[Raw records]
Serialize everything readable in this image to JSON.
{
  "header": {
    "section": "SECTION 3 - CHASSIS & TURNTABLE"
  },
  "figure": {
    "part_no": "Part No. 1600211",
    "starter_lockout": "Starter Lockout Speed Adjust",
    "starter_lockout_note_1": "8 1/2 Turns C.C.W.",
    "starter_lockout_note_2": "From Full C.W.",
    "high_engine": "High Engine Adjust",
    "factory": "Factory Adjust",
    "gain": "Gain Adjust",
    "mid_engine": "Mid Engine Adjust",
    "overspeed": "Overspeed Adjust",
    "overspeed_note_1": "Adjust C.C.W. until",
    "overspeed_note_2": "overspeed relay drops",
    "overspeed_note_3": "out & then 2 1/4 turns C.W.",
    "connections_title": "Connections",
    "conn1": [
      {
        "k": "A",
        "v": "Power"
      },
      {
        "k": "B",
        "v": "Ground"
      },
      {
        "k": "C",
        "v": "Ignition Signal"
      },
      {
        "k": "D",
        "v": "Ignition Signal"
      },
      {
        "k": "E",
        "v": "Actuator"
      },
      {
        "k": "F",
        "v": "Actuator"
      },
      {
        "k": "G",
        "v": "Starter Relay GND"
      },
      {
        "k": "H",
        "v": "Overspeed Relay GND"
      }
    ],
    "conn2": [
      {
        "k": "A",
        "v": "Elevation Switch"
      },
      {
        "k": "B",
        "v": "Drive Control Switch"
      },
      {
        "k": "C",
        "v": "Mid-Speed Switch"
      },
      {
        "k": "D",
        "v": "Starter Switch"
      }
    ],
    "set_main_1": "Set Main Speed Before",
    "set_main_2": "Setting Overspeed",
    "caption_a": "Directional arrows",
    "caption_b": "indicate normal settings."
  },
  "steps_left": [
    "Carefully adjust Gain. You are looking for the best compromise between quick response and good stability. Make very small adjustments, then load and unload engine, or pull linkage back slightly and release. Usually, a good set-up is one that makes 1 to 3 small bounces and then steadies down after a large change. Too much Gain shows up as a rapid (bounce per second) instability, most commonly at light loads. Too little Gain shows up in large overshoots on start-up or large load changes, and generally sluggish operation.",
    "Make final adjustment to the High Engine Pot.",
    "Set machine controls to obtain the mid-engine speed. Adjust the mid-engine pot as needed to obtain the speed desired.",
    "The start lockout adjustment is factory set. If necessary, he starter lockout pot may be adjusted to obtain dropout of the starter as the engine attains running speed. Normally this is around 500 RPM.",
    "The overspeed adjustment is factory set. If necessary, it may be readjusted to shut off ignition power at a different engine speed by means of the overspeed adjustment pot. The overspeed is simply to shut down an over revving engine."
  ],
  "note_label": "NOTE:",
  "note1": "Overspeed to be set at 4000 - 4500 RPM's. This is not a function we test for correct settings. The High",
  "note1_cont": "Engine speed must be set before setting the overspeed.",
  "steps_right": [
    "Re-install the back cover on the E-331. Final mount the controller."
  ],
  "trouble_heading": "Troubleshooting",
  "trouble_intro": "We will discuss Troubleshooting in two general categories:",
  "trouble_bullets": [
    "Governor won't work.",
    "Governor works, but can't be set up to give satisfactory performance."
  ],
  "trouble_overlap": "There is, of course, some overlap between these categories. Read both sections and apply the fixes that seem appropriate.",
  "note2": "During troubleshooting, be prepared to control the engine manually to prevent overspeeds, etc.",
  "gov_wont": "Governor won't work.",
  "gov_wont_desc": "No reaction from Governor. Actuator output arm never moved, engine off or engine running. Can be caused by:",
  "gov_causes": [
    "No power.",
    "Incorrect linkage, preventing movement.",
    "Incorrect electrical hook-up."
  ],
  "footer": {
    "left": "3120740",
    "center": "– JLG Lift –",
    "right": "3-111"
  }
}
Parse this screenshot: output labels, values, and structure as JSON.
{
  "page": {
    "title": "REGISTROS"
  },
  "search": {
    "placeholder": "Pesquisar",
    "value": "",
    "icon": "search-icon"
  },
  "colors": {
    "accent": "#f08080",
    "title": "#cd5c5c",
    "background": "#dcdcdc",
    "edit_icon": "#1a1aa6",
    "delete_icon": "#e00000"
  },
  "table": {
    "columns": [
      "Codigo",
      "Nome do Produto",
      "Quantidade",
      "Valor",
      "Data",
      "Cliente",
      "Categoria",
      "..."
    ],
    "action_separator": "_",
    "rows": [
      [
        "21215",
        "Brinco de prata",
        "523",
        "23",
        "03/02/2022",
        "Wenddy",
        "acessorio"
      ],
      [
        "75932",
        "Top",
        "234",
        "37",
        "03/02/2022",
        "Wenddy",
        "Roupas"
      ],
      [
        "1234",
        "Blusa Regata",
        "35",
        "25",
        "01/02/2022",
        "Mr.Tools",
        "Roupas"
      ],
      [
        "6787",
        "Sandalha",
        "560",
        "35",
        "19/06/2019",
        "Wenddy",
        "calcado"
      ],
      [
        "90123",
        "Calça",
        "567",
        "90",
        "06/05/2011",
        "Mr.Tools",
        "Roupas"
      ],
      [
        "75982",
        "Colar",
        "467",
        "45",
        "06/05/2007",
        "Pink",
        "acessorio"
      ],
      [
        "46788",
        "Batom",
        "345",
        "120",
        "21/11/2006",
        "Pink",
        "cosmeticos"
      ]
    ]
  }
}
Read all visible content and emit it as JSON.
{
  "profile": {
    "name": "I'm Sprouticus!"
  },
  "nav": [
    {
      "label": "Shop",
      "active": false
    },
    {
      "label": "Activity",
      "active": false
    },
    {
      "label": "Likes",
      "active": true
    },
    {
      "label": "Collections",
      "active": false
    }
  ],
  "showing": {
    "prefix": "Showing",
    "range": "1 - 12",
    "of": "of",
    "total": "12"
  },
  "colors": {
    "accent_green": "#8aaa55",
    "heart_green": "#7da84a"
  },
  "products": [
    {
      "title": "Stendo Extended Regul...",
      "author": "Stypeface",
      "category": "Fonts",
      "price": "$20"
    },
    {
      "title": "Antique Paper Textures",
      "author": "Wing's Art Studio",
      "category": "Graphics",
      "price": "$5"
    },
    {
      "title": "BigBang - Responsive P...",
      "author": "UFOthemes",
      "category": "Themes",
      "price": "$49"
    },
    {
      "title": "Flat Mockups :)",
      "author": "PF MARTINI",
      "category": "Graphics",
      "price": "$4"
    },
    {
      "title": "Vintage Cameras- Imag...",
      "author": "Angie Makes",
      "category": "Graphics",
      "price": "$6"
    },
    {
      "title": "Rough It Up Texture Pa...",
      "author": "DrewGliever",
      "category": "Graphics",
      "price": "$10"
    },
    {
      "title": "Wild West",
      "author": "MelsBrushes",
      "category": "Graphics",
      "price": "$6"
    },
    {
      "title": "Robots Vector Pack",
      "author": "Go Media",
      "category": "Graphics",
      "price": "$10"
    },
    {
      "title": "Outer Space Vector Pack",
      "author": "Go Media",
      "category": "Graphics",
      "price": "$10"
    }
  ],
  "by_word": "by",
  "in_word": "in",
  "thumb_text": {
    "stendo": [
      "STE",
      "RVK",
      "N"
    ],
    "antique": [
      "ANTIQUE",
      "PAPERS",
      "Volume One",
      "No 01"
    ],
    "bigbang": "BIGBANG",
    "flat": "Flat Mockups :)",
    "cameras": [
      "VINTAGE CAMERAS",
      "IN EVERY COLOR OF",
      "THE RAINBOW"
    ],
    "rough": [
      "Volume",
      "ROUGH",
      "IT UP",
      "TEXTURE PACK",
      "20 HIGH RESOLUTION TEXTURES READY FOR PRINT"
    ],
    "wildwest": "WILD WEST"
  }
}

→ **What this task involves**
Word for word, write out the data.

→ **The reply**
Serialize everything readable in this image to JSON.
{
  "header": {
    "section": "SECTION 3 - CHASSIS & TURNTABLE"
  },
  "figure": {
    "part_no": "Part No. 1600211",
    "starter_lockout": "Starter Lockout Speed Adjust",
    "starter_lockout_note_1": "8 1/2 Turns C.C.W.",
    "starter_lockout_note_2": "From Full C.W.",
    "high_engine": "High Engine Adjust",
    "factory": "Factory Adjust",
    "gain": "Gain Adjust",
    "mid_engine": "Mid Engine Adjust",
    "overspeed": "Overspeed Adjust",
    "overspeed_note_1": "Adjust C.C.W. until",
    "overspeed_note_2": "overspeed relay drops",
    "overspeed_note_3": "out & then 2 1/4 turns C.W.",
    "connections_title": "Connections",
    "conn1": [
      {
        "k": "A",
        "v": "Power"
      },
      {
        "k": "B",
        "v": "Ground"
      },
      {
        "k": "C",
        "v": "Ignition Signal"
      },
      {
        "k": "D",
        "v": "Ignition Signal"
      },
      {
        "k": "E",
        "v": "Actuator"
      },
      {
        "k": "F",
        "v": "Actuator"
      },
      {
        "k": "G",
        "v": "Starter Relay GND"
      },
      {
        "k": "H",
        "v": "Overspeed Relay GND"
      }
    ],
    "conn2": [
      {
        "k": "A",
        "v": "Elevation Switch"
      },
      {
        "k": "B",
        "v": "Drive Control Switch"
      },
      {
        "k": "C",
        "v": "Mid-Speed Switch"
      },
      {
        "k": "D",
        "v": "Starter Switch"
      }
    ],
    "set_main_1": "Set Main Speed Before",
    "set_main_2": "Setting Overspeed",
    "caption_a": "Directional arrows",
    "caption_b": "indicate normal settings."
  },
  "steps_left": [
    "Carefully adjust Gain. You are looking for the best compromise between quick response and good stability. Make very small adjustments, then load and unload engine, or pull linkage back slightly and release. Usually, a good set-up is one that makes 1 to 3 small bounces and then steadies down after a large change. Too much Gain shows up as a rapid (bounce per second) instability, most commonly at light loads. Too little Gain shows up in large overshoots on start-up or large load changes, and generally sluggish operation.",
    "Make final adjustment to the High Engine Pot.",
    "Set machine controls to obtain the mid-engine speed. Adjust the mid-engine pot as needed to obtain the speed desired.",
    "The start lockout adjustment is factory set. If necessary, he starter lockout pot may be adjusted to obtain dropout of the starter as the engine attains running speed. Normally this is around 500 RPM.",
    "The overspeed adjustment is factory set. If necessary, it may be readjusted to shut off ignition power at a different engine speed by means of the overspeed adjustment pot. The overspeed is simply to shut down an over revving engine."
  ],
  "note_label": "NOTE:",
  "note1": "Overspeed to be set at 4000 - 4500 RPM's. This is not a function we test for correct settings. The High",
  "note1_cont": "Engine speed must be set before setting the overspeed.",
  "steps_right": [
    "Re-install the back cover on the E-331. Final mount the controller."
  ],
  "trouble_heading": "Troubleshooting",
  "trouble_intro": "We will discuss Troubleshooting in two general categories:",
  "trouble_bullets": [
    "Governor won't work.",
    "Governor works, but can't be set up to give satisfactory performance."
  ],
  "trouble_overlap": "There is, of course, some overlap between these categories. Read both sections and apply the fixes that seem appropriate.",
  "note2": "During troubleshooting, be prepared to control the engine manually to prevent overspeeds, etc.",
  "gov_wont": "Governor won't work.",
  "gov_wont_desc": "No reaction from Governor. Actuator output arm never moved, engine off or engine running. Can be caused by:",
  "gov_causes": [
    "No power.",
    "Incorrect linkage, preventing movement.",
    "Incorrect electrical hook-up."
  ],
  "footer": {
    "left": "3120740",
    "center": "– JLG Lift –",
    "right": "3-111"
  }
}
Parse this screenshot: output labels, values, and structure as JSON.
{
  "page": {
    "title": "REGISTROS"
  },
  "search": {
    "placeholder": "Pesquisar",
    "value": "",
    "icon": "search-icon"
  },
  "colors": {
    "accent": "#f08080",
    "title": "#cd5c5c",
    "background": "#dcdcdc",
    "edit_icon": "#1a1aa6",
    "delete_icon": "#e00000"
  },
  "table": {
    "columns": [
      "Codigo",
      "Nome do Produto",
      "Quantidade",
      "Valor",
      "Data",
      "Cliente",
      "Categoria",
      "..."
    ],
    "action_separator": "_",
    "rows": [
      [
        "21215",
        "Brinco de prata",
        "523",
        "23",
        "03/02/2022",
        "Wenddy",
        "acessorio"
      ],
      [
        "75932",
        "Top",
        "234",
        "37",
        "03/02/2022",
        "Wenddy",
        "Roupas"
      ],
      [
        "1234",
        "Blusa Regata",
        "35",
        "25",
        "01/02/2022",
        "Mr.Tools",
        "Roupas"
      ],
      [
        "6787",
        "Sandalha",
        "560",
        "35",
        "19/06/2019",
        "Wenddy",
        "calcado"
      ],
      [
        "90123",
        "Calça",
        "567",
        "90",
        "06/05/2011",
        "Mr.Tools",
        "Roupas"
      ],
      [
        "75982",
        "Colar",
        "467",
        "45",
        "06/05/2007",
        "Pink",
        "acessorio"
      ],
      [
        "46788",
        "Batom",
        "345",
        "120",
        "21/11/2006",
        "Pink",
        "cosmeticos"
      ]
    ]
  }
}
Read all visible content and emit it as JSON.
{
  "profile": {
    "name": "I'm Sprouticus!"
  },
  "nav": [
    {
      "label": "Shop",
      "active": false
    },
    {
      "label": "Activity",
      "active": false
    },
    {
      "label": "Likes",
      "active": true
    },
    {
      "label": "Collections",
      "active": false
    }
  ],
  "showing": {
    "prefix": "Showing",
    "range": "1 - 12",
    "of": "of",
    "total": "12"
  },
  "colors": {
    "accent_green": "#8aaa55",
    "heart_green": "#7da84a"
  },
  "products": [
    {
      "title": "Stendo Extended Regul...",
      "author": "Stypeface",
      "category": "Fonts",
      "price": "$20"
    },
    {
      "title": "Antique Paper Textures",
      "author": "Wing's Art Studio",
      "category": "Graphics",
      "price": "$5"
    },
    {
      "title": "BigBang - Responsive P...",
      "author": "UFOthemes",
      "category": "Themes",
      "price": "$49"
    },
    {
      "title": "Flat Mockups :)",
      "author": "PF MARTINI",
      "category": "Graphics",
      "price": "$4"
    },
    {
      "title": "Vintage Cameras- Imag...",
      "author": "Angie Makes",
      "category": "Graphics",
      "price": "$6"
    },
    {
      "title": "Rough It Up Texture Pa...",
      "author": "DrewGliever",
      "category": "Graphics",
      "price": "$10"
    },
    {
      "title": "Wild West",
      "author": "MelsBrushes",
      "category": "Graphics",
      "price": "$6"
    },
    {
      "title": "Robots Vector Pack",
      "author": "Go Media",
      "category": "Graphics",
      "price": "$10"
    },
    {
      "title": "Outer Space Vector Pack",
      "author": "Go Media",
      "category": "Graphics",
      "price": "$10"
    }
  ],
  "by_word": "by",
  "in_word": "in",
  "thumb_text": {
    "stendo": [
      "STE",
      "RVK",
      "N"
    ],
    "antique": [
      "ANTIQUE",
      "PAPERS",
      "Volume One",
      "No 01"
    ],
    "bigbang": "BIGBANG",
    "flat": "Flat Mockups :)",
    "cameras": [
      "VINTAGE CAMERAS",
      "IN EVERY COLOR OF",
      "THE RAINBOW"
    ],
    "rough": [
      "Volume",
      "ROUGH",
      "IT UP",
      "TEXTURE PACK",
      "20 HIGH RESOLUTION TEXTURES READY FOR PRINT"
    ],
    "wildwest": "WILD WEST"
  }
}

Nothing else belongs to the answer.